Directive:
Only the number is wanted: how many lines of these entries contain the word "Търново"?

++++++++

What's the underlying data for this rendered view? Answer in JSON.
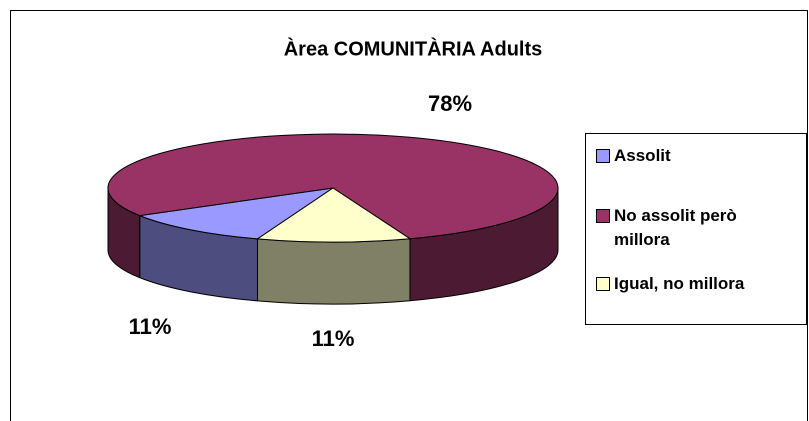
{
  "chart_data": {
    "type": "pie3d",
    "title": "Àrea COMUNITÀRIA Adults",
    "categories": [
      "Assolit",
      "No assolit però millora",
      "Igual, no millora"
    ],
    "values": [
      11,
      78,
      11
    ],
    "value_labels": [
      "11%",
      "78%",
      "11%"
    ],
    "colors": [
      "#9999ff",
      "#993366",
      "#ffffcc"
    ],
    "legend": "right"
  }
}
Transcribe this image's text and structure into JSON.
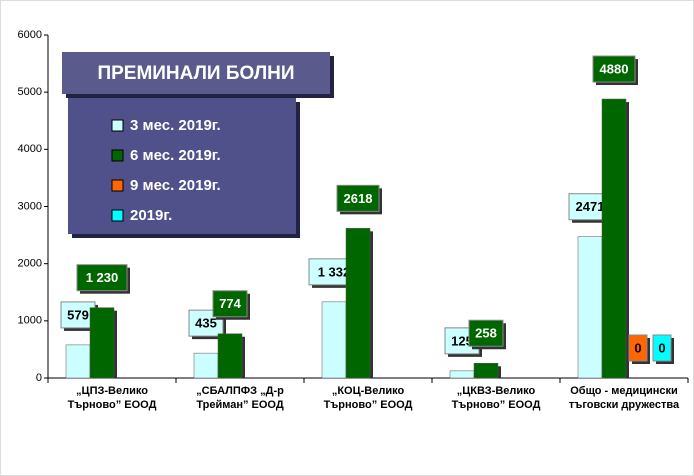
{
  "chart_data": {
    "type": "bar",
    "title": "ПРЕМИНАЛИ БОЛНИ",
    "categories": [
      "„ЦПЗ-Велико Търново” ЕООД",
      "„СБАЛПФЗ „Д-р Трейман” ЕООД",
      "„КОЦ-Велико Търново” ЕООД",
      "„ЦКВЗ-Велико Търново” ЕООД",
      "Общо - медицински тъговски дружества"
    ],
    "series": [
      {
        "name": "3 мес. 2019г.",
        "color": "#ccffff",
        "values": [
          579,
          435,
          1332,
          125,
          2471
        ],
        "value_labels": [
          "579",
          "435",
          "1 332",
          "125",
          "2471"
        ]
      },
      {
        "name": "6 мес. 2019г.",
        "color": "#006600",
        "values": [
          1230,
          774,
          2618,
          258,
          4880
        ],
        "value_labels": [
          "1 230",
          "774",
          "2618",
          "258",
          "4880"
        ]
      },
      {
        "name": "9 мес. 2019г.",
        "color": "#ff6600",
        "values": [
          null,
          null,
          null,
          null,
          0
        ],
        "value_labels": [
          null,
          null,
          null,
          null,
          "0"
        ]
      },
      {
        "name": "2019г.",
        "color": "#00ffff",
        "values": [
          null,
          null,
          null,
          null,
          0
        ],
        "value_labels": [
          null,
          null,
          null,
          null,
          "0"
        ]
      }
    ],
    "ylim": [
      0,
      6000
    ],
    "yticks": [
      0,
      1000,
      2000,
      3000,
      4000,
      5000,
      6000
    ],
    "grid": false
  }
}
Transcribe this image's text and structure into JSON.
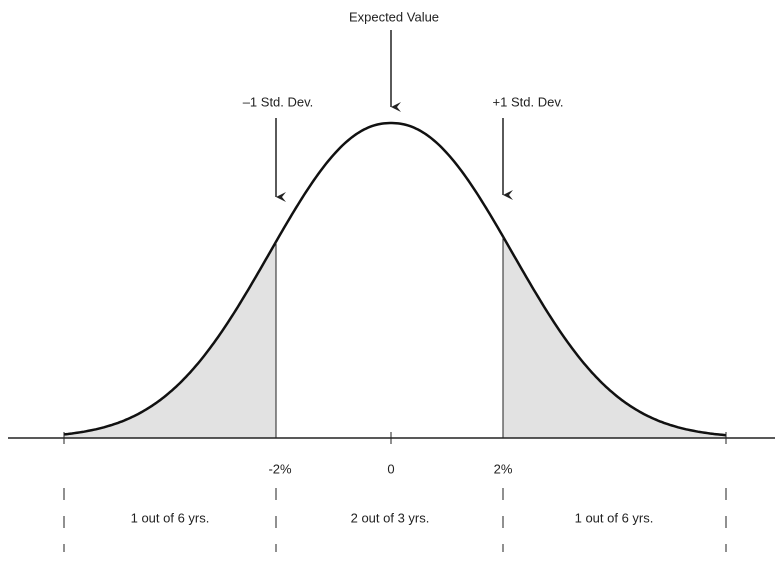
{
  "annotations": {
    "expected": "Expected Value",
    "minus_sd": "–1 Std. Dev.",
    "plus_sd": "+1 Std. Dev."
  },
  "axis_labels": [
    "-2%",
    "0",
    "2%"
  ],
  "regions": [
    "1 out of 6 yrs.",
    "2 out of 3 yrs.",
    "1 out of 6 yrs."
  ]
}
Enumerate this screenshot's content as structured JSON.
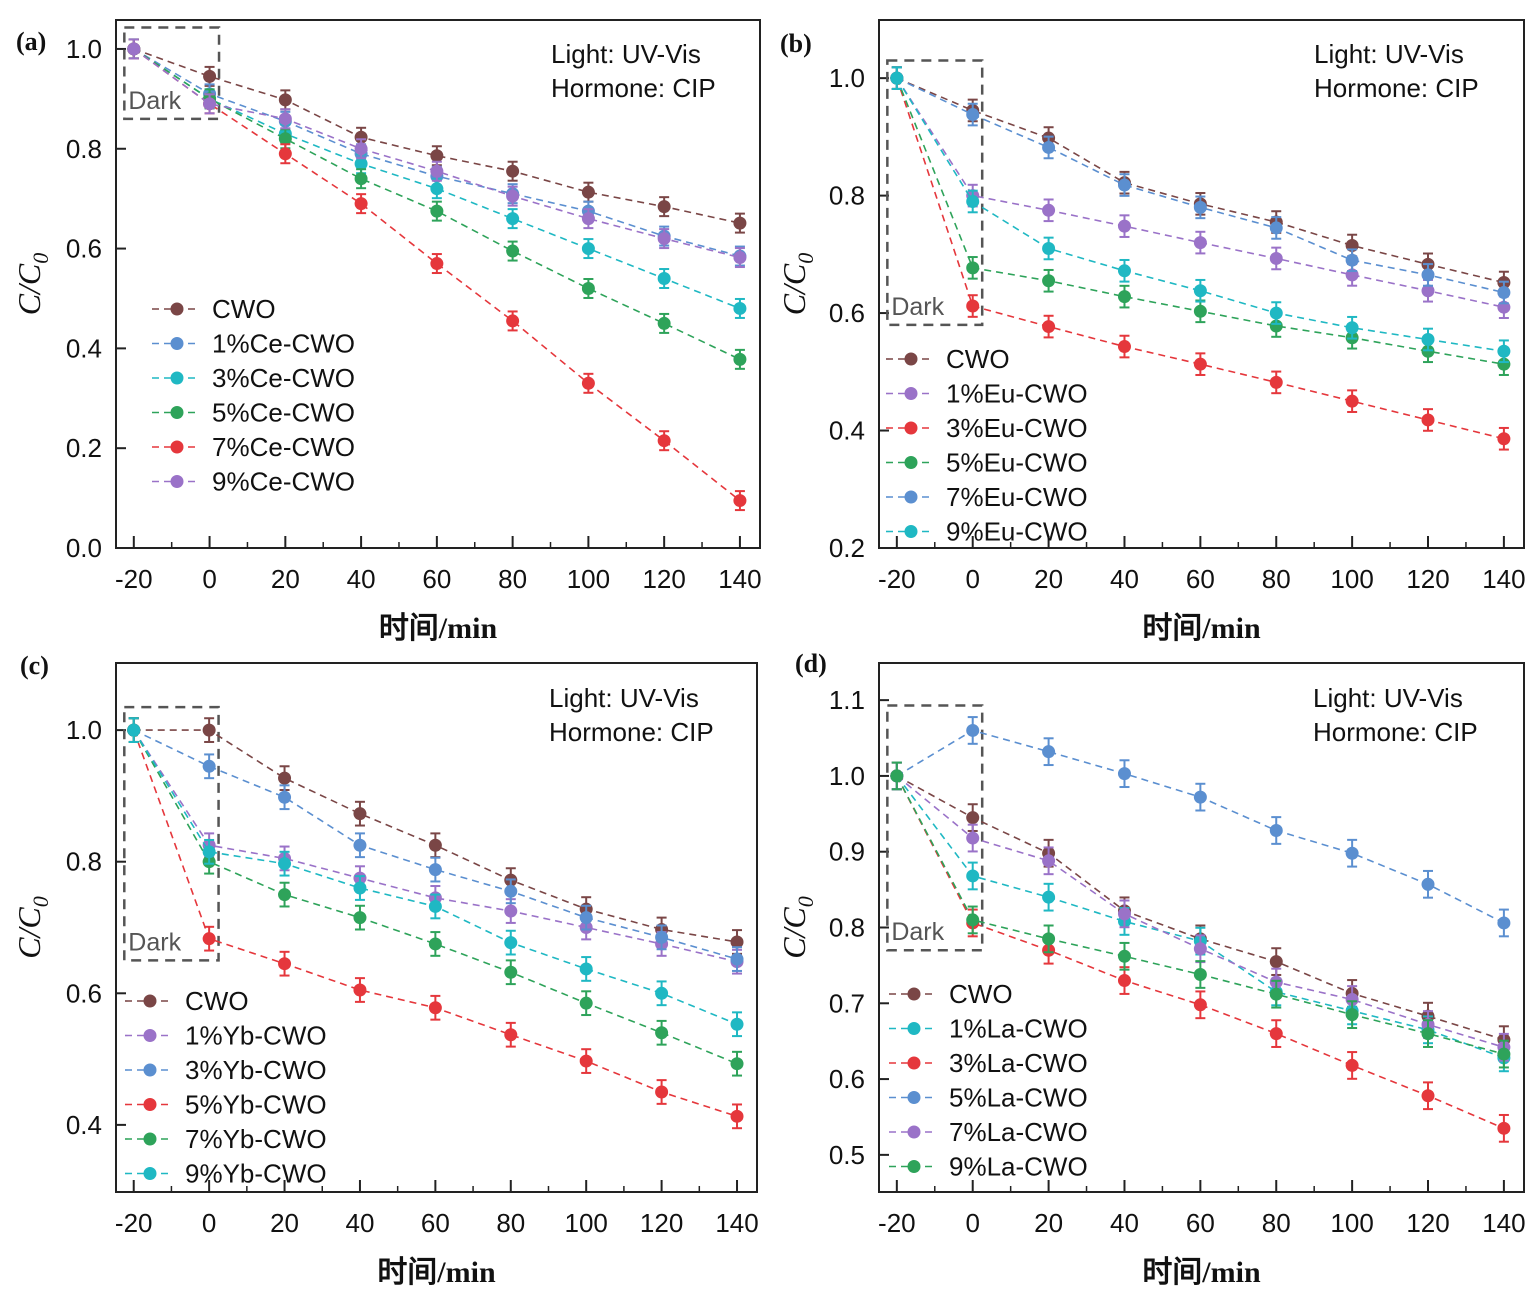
{
  "colors": {
    "CWO": "#7a4646",
    "blue": "#5b8fd0",
    "cyan": "#1fb8c3",
    "green": "#2ea35a",
    "red": "#e5373c",
    "purple": "#9a72c8"
  },
  "chart_data": [
    {
      "type": "line",
      "panel_label": "(a)",
      "annotation": [
        "Light: UV-Vis",
        "Hormone: CIP"
      ],
      "dark_label": "Dark",
      "xlabel": "时间/min",
      "ylabel": "C/C",
      "ylabel_sub": "0",
      "x": [
        -20,
        0,
        20,
        40,
        60,
        80,
        100,
        120,
        140
      ],
      "xticks": [
        "-20",
        "0",
        "20",
        "40",
        "60",
        "80",
        "100",
        "120",
        "140"
      ],
      "yticks": [
        "0.0",
        "0.2",
        "0.4",
        "0.6",
        "0.8",
        "1.0"
      ],
      "ytick_values": [
        0,
        0.2,
        0.4,
        0.6,
        0.8,
        1.0
      ],
      "xlim": [
        -24.7,
        145.3
      ],
      "ylim": [
        0,
        1.058
      ],
      "dark_region": {
        "x": [
          -22.5,
          2.5
        ],
        "y": [
          0.86,
          1.043
        ]
      },
      "legend_position": "middle-left",
      "series": [
        {
          "name": "CWO",
          "color_key": "CWO",
          "values": [
            1.0,
            0.945,
            0.898,
            0.823,
            0.786,
            0.755,
            0.713,
            0.684,
            0.651
          ]
        },
        {
          "name": "1%Ce-CWO",
          "color_key": "blue",
          "values": [
            1.0,
            0.91,
            0.855,
            0.79,
            0.745,
            0.71,
            0.675,
            0.625,
            0.585
          ]
        },
        {
          "name": "3%Ce-CWO",
          "color_key": "cyan",
          "values": [
            1.0,
            0.9,
            0.83,
            0.77,
            0.72,
            0.66,
            0.6,
            0.54,
            0.48
          ]
        },
        {
          "name": "5%Ce-CWO",
          "color_key": "green",
          "values": [
            1.0,
            0.9,
            0.82,
            0.74,
            0.675,
            0.595,
            0.52,
            0.45,
            0.378
          ]
        },
        {
          "name": "7%Ce-CWO",
          "color_key": "red",
          "values": [
            1.0,
            0.89,
            0.79,
            0.69,
            0.57,
            0.455,
            0.33,
            0.215,
            0.095
          ]
        },
        {
          "name": "9%Ce-CWO",
          "color_key": "purple",
          "values": [
            1.0,
            0.89,
            0.86,
            0.8,
            0.755,
            0.705,
            0.66,
            0.62,
            0.582
          ]
        }
      ]
    },
    {
      "type": "line",
      "panel_label": "(b)",
      "annotation": [
        "Light: UV-Vis",
        "Hormone: CIP"
      ],
      "dark_label": "Dark",
      "xlabel": "时间/min",
      "ylabel": "C/C",
      "ylabel_sub": "0",
      "x": [
        -20,
        0,
        20,
        40,
        60,
        80,
        100,
        120,
        140
      ],
      "xticks": [
        "-20",
        "0",
        "20",
        "40",
        "60",
        "80",
        "100",
        "120",
        "140"
      ],
      "yticks": [
        "0.2",
        "0.4",
        "0.6",
        "0.8",
        "1.0"
      ],
      "ytick_values": [
        0.2,
        0.4,
        0.6,
        0.8,
        1.0
      ],
      "xlim": [
        -24.7,
        145.3
      ],
      "ylim": [
        0.2,
        1.099
      ],
      "dark_region": {
        "x": [
          -22.5,
          2.5
        ],
        "y": [
          0.58,
          1.03
        ]
      },
      "legend_position": "bottom-left",
      "series": [
        {
          "name": "CWO",
          "color_key": "CWO",
          "values": [
            1.0,
            0.945,
            0.898,
            0.822,
            0.786,
            0.755,
            0.715,
            0.683,
            0.652
          ]
        },
        {
          "name": "1%Eu-CWO",
          "color_key": "purple",
          "values": [
            1.0,
            0.8,
            0.775,
            0.748,
            0.72,
            0.693,
            0.665,
            0.638,
            0.61
          ]
        },
        {
          "name": "3%Eu-CWO",
          "color_key": "red",
          "values": [
            1.0,
            0.612,
            0.577,
            0.543,
            0.513,
            0.482,
            0.45,
            0.418,
            0.386
          ]
        },
        {
          "name": "5%Eu-CWO",
          "color_key": "green",
          "values": [
            1.0,
            0.677,
            0.655,
            0.628,
            0.603,
            0.578,
            0.558,
            0.535,
            0.513
          ]
        },
        {
          "name": "7%Eu-CWO",
          "color_key": "blue",
          "values": [
            1.0,
            0.938,
            0.882,
            0.818,
            0.78,
            0.745,
            0.69,
            0.665,
            0.635
          ]
        },
        {
          "name": "9%Eu-CWO",
          "color_key": "cyan",
          "values": [
            1.0,
            0.79,
            0.71,
            0.672,
            0.638,
            0.6,
            0.575,
            0.555,
            0.535
          ]
        }
      ]
    },
    {
      "type": "line",
      "panel_label": "(c)",
      "annotation": [
        "Light: UV-Vis",
        "Hormone: CIP"
      ],
      "dark_label": "Dark",
      "xlabel": "时间/min",
      "ylabel": "C/C",
      "ylabel_sub": "0",
      "x": [
        -20,
        0,
        20,
        40,
        60,
        80,
        100,
        120,
        140
      ],
      "xticks": [
        "-20",
        "0",
        "20",
        "40",
        "60",
        "80",
        "100",
        "120",
        "140"
      ],
      "yticks": [
        "0.4",
        "0.6",
        "0.8",
        "1.0"
      ],
      "ytick_values": [
        0.4,
        0.6,
        0.8,
        1.0
      ],
      "xlim": [
        -24.7,
        145.3
      ],
      "ylim": [
        0.298,
        1.102
      ],
      "dark_region": {
        "x": [
          -22.5,
          2.5
        ],
        "y": [
          0.65,
          1.035
        ]
      },
      "legend_position": "bottom-left",
      "series": [
        {
          "name": "CWO",
          "color_key": "CWO",
          "values": [
            1.0,
            1.0,
            0.927,
            0.873,
            0.825,
            0.772,
            0.728,
            0.697,
            0.678
          ]
        },
        {
          "name": "1%Yb-CWO",
          "color_key": "purple",
          "values": [
            1.0,
            0.825,
            0.805,
            0.775,
            0.745,
            0.725,
            0.7,
            0.675,
            0.648
          ]
        },
        {
          "name": "3%Yb-CWO",
          "color_key": "blue",
          "values": [
            1.0,
            0.945,
            0.898,
            0.825,
            0.788,
            0.755,
            0.715,
            0.685,
            0.652
          ]
        },
        {
          "name": "5%Yb-CWO",
          "color_key": "red",
          "values": [
            1.0,
            0.683,
            0.645,
            0.605,
            0.578,
            0.537,
            0.497,
            0.45,
            0.413
          ]
        },
        {
          "name": "7%Yb-CWO",
          "color_key": "green",
          "values": [
            1.0,
            0.8,
            0.75,
            0.715,
            0.675,
            0.632,
            0.585,
            0.54,
            0.493
          ]
        },
        {
          "name": "9%Yb-CWO",
          "color_key": "cyan",
          "values": [
            1.0,
            0.815,
            0.797,
            0.76,
            0.732,
            0.677,
            0.637,
            0.6,
            0.553
          ]
        }
      ]
    },
    {
      "type": "line",
      "panel_label": "(d)",
      "annotation": [
        "Light: UV-Vis",
        "Hormone: CIP"
      ],
      "dark_label": "Dark",
      "xlabel": "时间/min",
      "ylabel": "C/C",
      "ylabel_sub": "0",
      "x": [
        -20,
        0,
        20,
        40,
        60,
        80,
        100,
        120,
        140
      ],
      "xticks": [
        "-20",
        "0",
        "20",
        "40",
        "60",
        "80",
        "100",
        "120",
        "140"
      ],
      "yticks": [
        "0.5",
        "0.6",
        "0.7",
        "0.8",
        "0.9",
        "1.0",
        "1.1"
      ],
      "ytick_values": [
        0.5,
        0.6,
        0.7,
        0.8,
        0.9,
        1.0,
        1.1
      ],
      "xlim": [
        -24.7,
        145.3
      ],
      "ylim": [
        0.451,
        1.149
      ],
      "dark_region": {
        "x": [
          -22.5,
          2.5
        ],
        "y": [
          0.77,
          1.093
        ]
      },
      "legend_position": "bottom-left",
      "series": [
        {
          "name": "CWO",
          "color_key": "CWO",
          "values": [
            1.0,
            0.945,
            0.898,
            0.822,
            0.785,
            0.755,
            0.713,
            0.683,
            0.652
          ]
        },
        {
          "name": "1%La-CWO",
          "color_key": "cyan",
          "values": [
            1.0,
            0.868,
            0.84,
            0.808,
            0.782,
            0.715,
            0.69,
            0.665,
            0.628
          ]
        },
        {
          "name": "3%La-CWO",
          "color_key": "red",
          "values": [
            1.0,
            0.806,
            0.77,
            0.73,
            0.698,
            0.66,
            0.618,
            0.578,
            0.535
          ]
        },
        {
          "name": "5%La-CWO",
          "color_key": "blue",
          "values": [
            1.0,
            1.06,
            1.032,
            1.003,
            0.972,
            0.928,
            0.898,
            0.857,
            0.806
          ]
        },
        {
          "name": "7%La-CWO",
          "color_key": "purple",
          "values": [
            1.0,
            0.918,
            0.888,
            0.818,
            0.772,
            0.728,
            0.705,
            0.672,
            0.642
          ]
        },
        {
          "name": "9%La-CWO",
          "color_key": "green",
          "values": [
            1.0,
            0.81,
            0.785,
            0.762,
            0.738,
            0.712,
            0.685,
            0.66,
            0.633
          ]
        }
      ]
    }
  ]
}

++++++++

Finished exercise:
3